Instructions for the task: Repeat verbatim only the lines from the one with "Enumerate this screenshot's" through the one with "What data populates", both ends kept. Pictures stay out.

Input records:
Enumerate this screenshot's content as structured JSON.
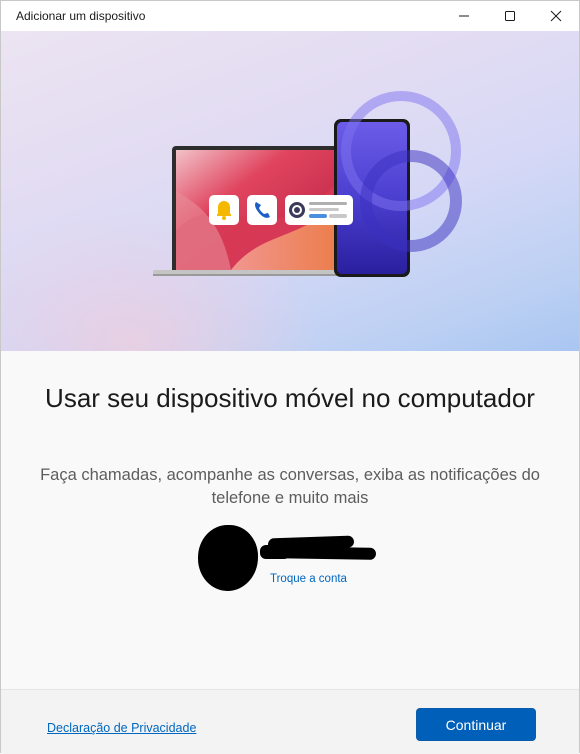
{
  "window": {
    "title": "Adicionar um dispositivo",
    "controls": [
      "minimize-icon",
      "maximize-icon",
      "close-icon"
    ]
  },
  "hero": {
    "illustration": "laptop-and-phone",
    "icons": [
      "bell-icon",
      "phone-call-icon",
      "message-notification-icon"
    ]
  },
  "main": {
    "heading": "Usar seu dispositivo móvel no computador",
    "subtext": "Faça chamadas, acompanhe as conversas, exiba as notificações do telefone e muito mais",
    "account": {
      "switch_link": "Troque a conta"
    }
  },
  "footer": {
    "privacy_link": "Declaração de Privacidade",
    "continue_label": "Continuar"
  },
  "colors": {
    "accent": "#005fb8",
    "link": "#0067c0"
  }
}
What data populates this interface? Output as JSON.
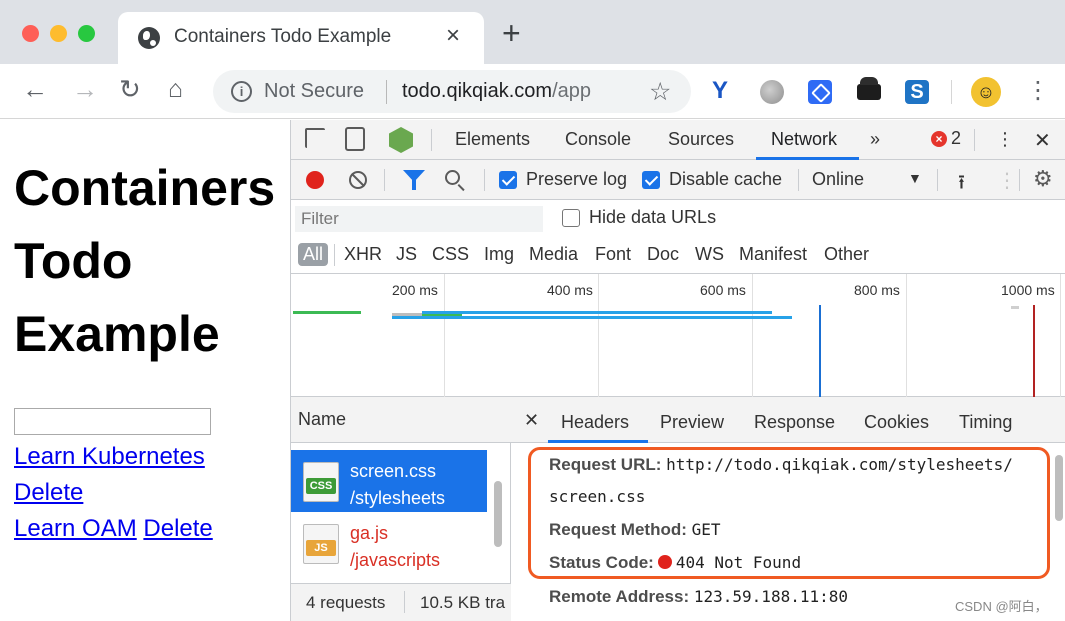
* * *
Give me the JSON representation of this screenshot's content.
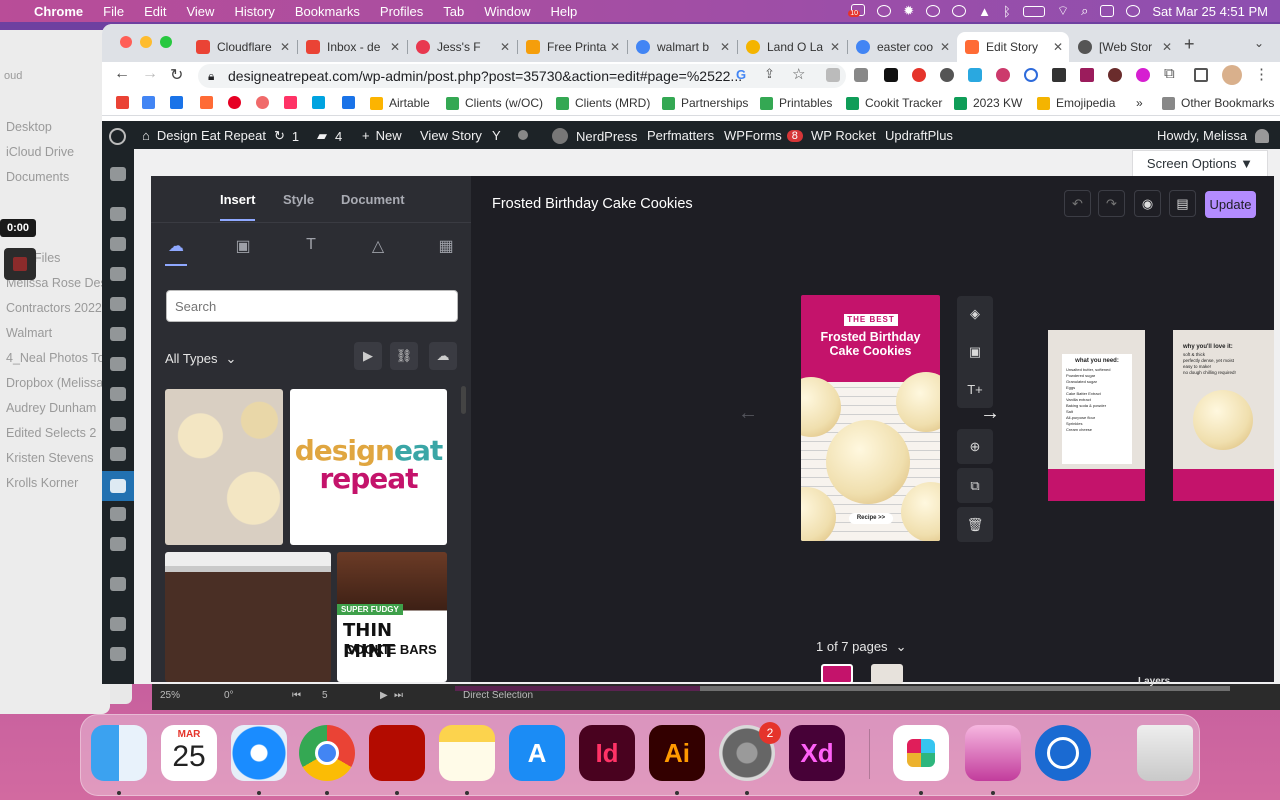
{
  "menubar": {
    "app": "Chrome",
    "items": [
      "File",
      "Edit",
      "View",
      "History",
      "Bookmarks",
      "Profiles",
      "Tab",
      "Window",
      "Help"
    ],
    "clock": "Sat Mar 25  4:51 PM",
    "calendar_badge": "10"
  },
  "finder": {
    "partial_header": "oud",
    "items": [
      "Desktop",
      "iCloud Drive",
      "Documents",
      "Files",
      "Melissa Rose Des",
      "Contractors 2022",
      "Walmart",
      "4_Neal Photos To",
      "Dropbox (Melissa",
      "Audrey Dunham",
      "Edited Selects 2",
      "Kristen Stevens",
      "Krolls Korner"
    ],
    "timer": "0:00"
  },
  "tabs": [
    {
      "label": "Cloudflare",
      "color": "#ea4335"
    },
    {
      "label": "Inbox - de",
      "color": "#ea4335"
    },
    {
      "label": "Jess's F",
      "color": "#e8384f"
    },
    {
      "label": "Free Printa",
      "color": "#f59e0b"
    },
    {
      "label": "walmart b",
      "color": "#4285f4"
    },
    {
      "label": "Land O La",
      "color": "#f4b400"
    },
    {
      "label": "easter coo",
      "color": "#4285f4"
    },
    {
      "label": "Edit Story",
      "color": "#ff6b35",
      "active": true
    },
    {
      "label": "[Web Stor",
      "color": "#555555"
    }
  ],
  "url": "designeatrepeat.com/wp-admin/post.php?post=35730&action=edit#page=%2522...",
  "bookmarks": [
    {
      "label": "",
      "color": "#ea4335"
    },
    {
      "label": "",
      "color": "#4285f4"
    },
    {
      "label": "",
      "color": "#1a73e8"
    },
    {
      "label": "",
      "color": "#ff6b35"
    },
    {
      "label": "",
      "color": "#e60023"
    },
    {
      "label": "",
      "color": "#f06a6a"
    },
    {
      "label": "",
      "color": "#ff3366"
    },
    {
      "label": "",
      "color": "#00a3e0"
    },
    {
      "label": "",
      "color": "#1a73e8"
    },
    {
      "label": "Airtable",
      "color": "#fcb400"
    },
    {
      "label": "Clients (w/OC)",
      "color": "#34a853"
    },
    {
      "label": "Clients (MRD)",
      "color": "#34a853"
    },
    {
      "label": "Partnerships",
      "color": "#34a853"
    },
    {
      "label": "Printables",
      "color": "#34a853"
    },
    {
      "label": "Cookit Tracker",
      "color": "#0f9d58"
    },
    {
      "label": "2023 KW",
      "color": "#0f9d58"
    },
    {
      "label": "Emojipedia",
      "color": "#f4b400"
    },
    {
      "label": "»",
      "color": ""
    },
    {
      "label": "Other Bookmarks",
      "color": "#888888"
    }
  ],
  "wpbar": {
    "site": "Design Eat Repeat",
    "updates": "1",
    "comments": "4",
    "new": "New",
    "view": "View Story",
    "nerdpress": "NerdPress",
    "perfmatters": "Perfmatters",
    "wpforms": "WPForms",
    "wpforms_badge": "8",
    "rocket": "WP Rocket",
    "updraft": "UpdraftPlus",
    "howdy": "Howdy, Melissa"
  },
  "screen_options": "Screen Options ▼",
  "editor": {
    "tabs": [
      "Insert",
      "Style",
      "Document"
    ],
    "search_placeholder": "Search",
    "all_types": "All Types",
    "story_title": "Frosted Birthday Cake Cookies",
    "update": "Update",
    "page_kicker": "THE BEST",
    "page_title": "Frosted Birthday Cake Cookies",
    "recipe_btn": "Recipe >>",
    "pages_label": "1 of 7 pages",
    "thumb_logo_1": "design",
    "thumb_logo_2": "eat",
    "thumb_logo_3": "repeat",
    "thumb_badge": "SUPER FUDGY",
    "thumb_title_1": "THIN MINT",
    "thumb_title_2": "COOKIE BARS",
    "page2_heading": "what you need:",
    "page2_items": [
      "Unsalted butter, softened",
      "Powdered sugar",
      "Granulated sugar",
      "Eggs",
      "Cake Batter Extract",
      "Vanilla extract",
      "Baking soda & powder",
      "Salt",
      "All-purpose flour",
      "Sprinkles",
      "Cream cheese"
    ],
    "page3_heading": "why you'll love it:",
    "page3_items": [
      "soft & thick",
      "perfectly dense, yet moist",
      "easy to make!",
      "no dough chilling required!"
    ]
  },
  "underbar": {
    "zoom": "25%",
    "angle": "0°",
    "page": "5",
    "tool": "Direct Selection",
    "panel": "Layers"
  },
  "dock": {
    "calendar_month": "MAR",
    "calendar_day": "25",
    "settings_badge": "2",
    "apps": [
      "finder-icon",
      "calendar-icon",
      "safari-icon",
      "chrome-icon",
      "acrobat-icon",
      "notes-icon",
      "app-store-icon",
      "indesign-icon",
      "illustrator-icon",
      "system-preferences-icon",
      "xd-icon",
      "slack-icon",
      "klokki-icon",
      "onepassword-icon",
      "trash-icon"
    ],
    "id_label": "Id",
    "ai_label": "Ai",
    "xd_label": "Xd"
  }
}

Answer:
Enumerate this screenshot's content as structured JSON.
{
  "window": {
    "title": "Adicionar um dispositivo",
    "controls": [
      "minimize-icon",
      "maximize-icon",
      "close-icon"
    ]
  },
  "hero": {
    "illustration": "laptop-and-phone",
    "icons": [
      "bell-icon",
      "phone-call-icon",
      "message-notification-icon"
    ]
  },
  "main": {
    "heading": "Usar seu dispositivo móvel no computador",
    "subtext": "Faça chamadas, acompanhe as conversas, exiba as notificações do telefone e muito mais",
    "account": {
      "switch_link": "Troque a conta"
    }
  },
  "footer": {
    "privacy_link": "Declaração de Privacidade",
    "continue_label": "Continuar"
  },
  "colors": {
    "accent": "#005fb8",
    "link": "#0067c0"
  }
}
What data populates this interface? Output as JSON.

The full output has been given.